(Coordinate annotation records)

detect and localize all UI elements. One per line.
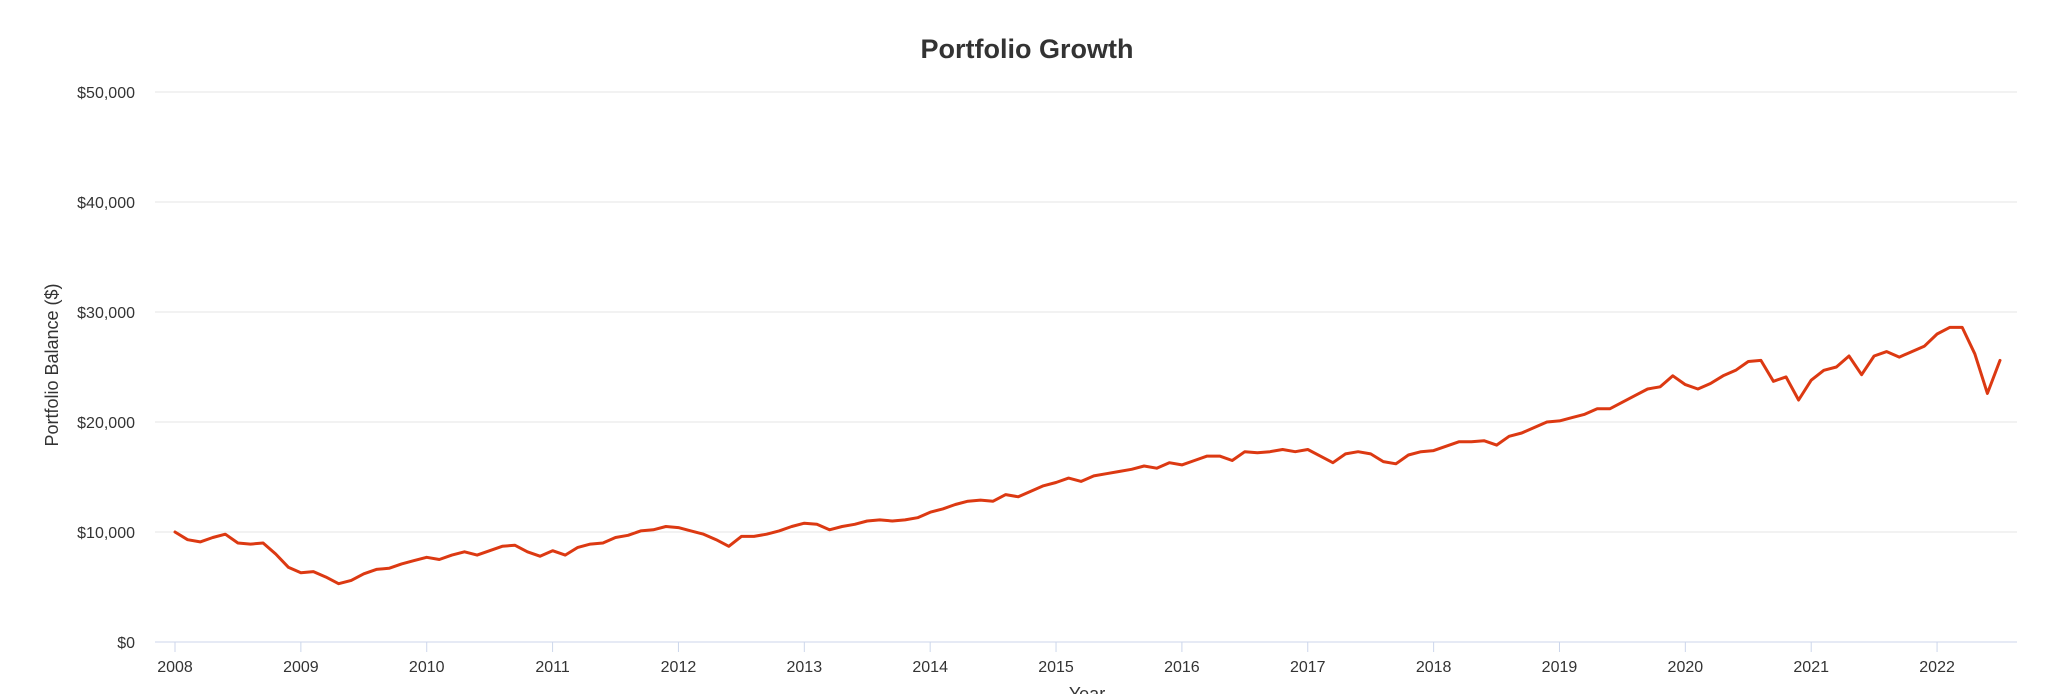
x-tick-label: 2021 [1793,659,1829,676]
x-tick-label: 2022 [1919,659,1955,676]
y-tick-label: $40,000 [77,195,135,212]
y-tick-label: $50,000 [77,85,135,102]
y-axis-ticks: $0 $10,000 $20,000 $30,000 $40,000 $50,000 [77,85,135,652]
x-tick-label: 2014 [912,659,948,676]
y-tick-label: $30,000 [77,305,135,322]
x-tick-label: 2012 [661,659,697,676]
y-tick-label: $20,000 [77,415,135,432]
gridlines [155,91,2017,533]
x-tick-label: 2017 [1290,659,1326,676]
x-tick-label: 2009 [283,659,319,676]
x-tick-label: 2011 [535,659,570,676]
chart-title: Portfolio Growth [921,34,1134,64]
y-tick-label: $10,000 [77,525,135,542]
x-axis-ticks: 2008 2009 2010 2011 2012 2013 2014 2015 2016 2017… [157,642,1955,676]
x-tick-label: 2013 [787,659,823,676]
x-tick-label: 2018 [1416,659,1452,676]
series-line-1 [173,325,2002,586]
series-lines [173,325,2002,586]
y-axis-label: Portfolio Balance ($) [42,283,62,446]
x-tick-label: 2008 [157,659,193,676]
x-tick-label: 2010 [409,659,445,676]
x-tick-label: 2019 [1542,659,1578,676]
x-tick-label: 2016 [1164,659,1200,676]
y-tick-label: $0 [117,635,135,652]
x-axis-label: Year [1069,684,1105,694]
x-tick-label: 2020 [1668,659,1704,676]
x-tick-label: 2015 [1038,659,1074,676]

**Challenge**
Reproduce every line above exactly as it appears, starting with the line that contains "x-tick-label: 2021 [1793,659,1829,676]" and continuing down through the line that contains "y-tick-label: $10,000 [77,525,135,542]", with both of those lines included.

**Result for this task**
x-tick-label: 2021 [1793,659,1829,676]
x-tick-label: 2022 [1919,659,1955,676]
y-tick-label: $40,000 [77,195,135,212]
y-tick-label: $50,000 [77,85,135,102]
y-axis-ticks: $0 $10,000 $20,000 $30,000 $40,000 $50,000 [77,85,135,652]
x-tick-label: 2014 [912,659,948,676]
y-tick-label: $30,000 [77,305,135,322]
x-tick-label: 2012 [661,659,697,676]
y-tick-label: $20,000 [77,415,135,432]
gridlines [155,91,2017,533]
x-tick-label: 2017 [1290,659,1326,676]
x-tick-label: 2009 [283,659,319,676]
x-tick-label: 2011 [535,659,570,676]
chart-title: Portfolio Growth [921,34,1134,64]
y-tick-label: $10,000 [77,525,135,542]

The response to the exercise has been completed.